** Aim of the exercise **
Copy every record exactly, and keep the pictures out.

— Start of Stored data —

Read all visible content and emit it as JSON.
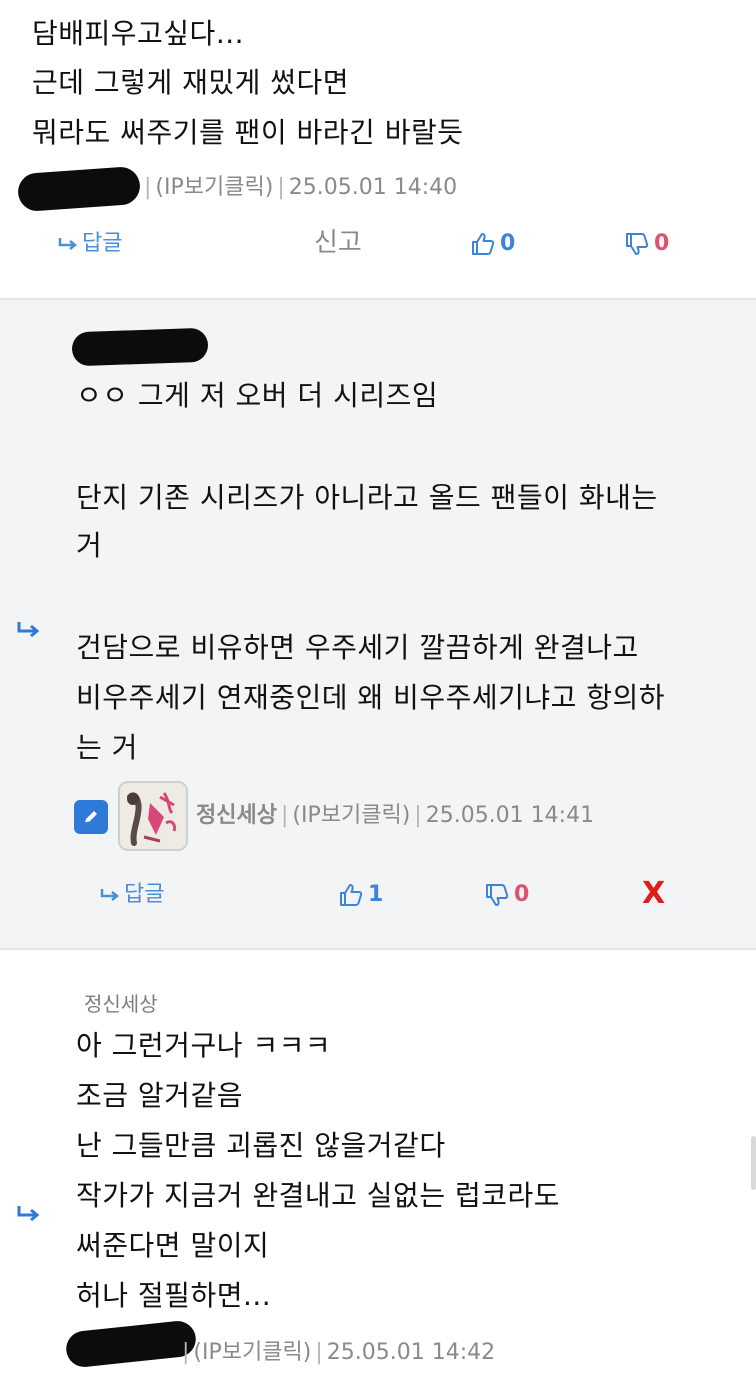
{
  "comments": [
    {
      "lines": [
        "담배피우고싶다...",
        "근데 그렇게 재밌게 썼다면",
        "뭐라도 써주기를 팬이 바라긴 바랄듯"
      ],
      "ip_link": "(IP보기클릭)",
      "timestamp": "25.05.01 14:40",
      "reply_label": "답글",
      "report_label": "신고",
      "likes": "0",
      "dislikes": "0"
    },
    {
      "lines": [
        "ㅇㅇ 그게 저 오버 더 시리즈임",
        "",
        "단지 기존 시리즈가 아니라고 올드 팬들이 화내는",
        "거",
        "",
        "건담으로 비유하면 우주세기 깔끔하게 완결나고",
        "비우주세기 연재중인데 왜 비우주세기냐고 항의하",
        "는 거"
      ],
      "nickname": "정신세상",
      "ip_link": "(IP보기클릭)",
      "timestamp": "25.05.01 14:41",
      "reply_label": "답글",
      "likes": "1",
      "dislikes": "0",
      "delete_label": "X"
    },
    {
      "parent_nickname": "정신세상",
      "lines": [
        "아 그런거구나 ㅋㅋㅋ",
        "조금 알거같음",
        "난 그들만큼 괴롭진 않을거같다",
        "작가가 지금거 완결내고 실없는 럽코라도",
        "써준다면 말이지",
        "허나 절필하면..."
      ],
      "ip_link": "(IP보기클릭)",
      "timestamp": "25.05.01 14:42"
    }
  ],
  "colors": {
    "accent_blue": "#3d84d8",
    "dislike_pink": "#e0506f",
    "delete_red": "#e21b1b",
    "reply_bg": "#f3f4f6"
  },
  "icons": [
    "reply-arrow-icon",
    "thumbs-up-icon",
    "thumbs-down-icon",
    "edit-pencil-icon",
    "avatar-image"
  ]
}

— End of Stored data —

** Result of the exercise **
Read all visible content and emit it as JSON.
{
  "comments": [
    {
      "lines": [
        "담배피우고싶다...",
        "근데 그렇게 재밌게 썼다면",
        "뭐라도 써주기를 팬이 바라긴 바랄듯"
      ],
      "ip_link": "(IP보기클릭)",
      "timestamp": "25.05.01 14:40",
      "reply_label": "답글",
      "report_label": "신고",
      "likes": "0",
      "dislikes": "0"
    },
    {
      "lines": [
        "ㅇㅇ 그게 저 오버 더 시리즈임",
        "",
        "단지 기존 시리즈가 아니라고 올드 팬들이 화내는",
        "거",
        "",
        "건담으로 비유하면 우주세기 깔끔하게 완결나고",
        "비우주세기 연재중인데 왜 비우주세기냐고 항의하",
        "는 거"
      ],
      "nickname": "정신세상",
      "ip_link": "(IP보기클릭)",
      "timestamp": "25.05.01 14:41",
      "reply_label": "답글",
      "likes": "1",
      "dislikes": "0",
      "delete_label": "X"
    },
    {
      "parent_nickname": "정신세상",
      "lines": [
        "아 그런거구나 ㅋㅋㅋ",
        "조금 알거같음",
        "난 그들만큼 괴롭진 않을거같다",
        "작가가 지금거 완결내고 실없는 럽코라도",
        "써준다면 말이지",
        "허나 절필하면..."
      ],
      "ip_link": "(IP보기클릭)",
      "timestamp": "25.05.01 14:42"
    }
  ],
  "colors": {
    "accent_blue": "#3d84d8",
    "dislike_pink": "#e0506f",
    "delete_red": "#e21b1b",
    "reply_bg": "#f3f4f6"
  },
  "icons": [
    "reply-arrow-icon",
    "thumbs-up-icon",
    "thumbs-down-icon",
    "edit-pencil-icon",
    "avatar-image"
  ]
}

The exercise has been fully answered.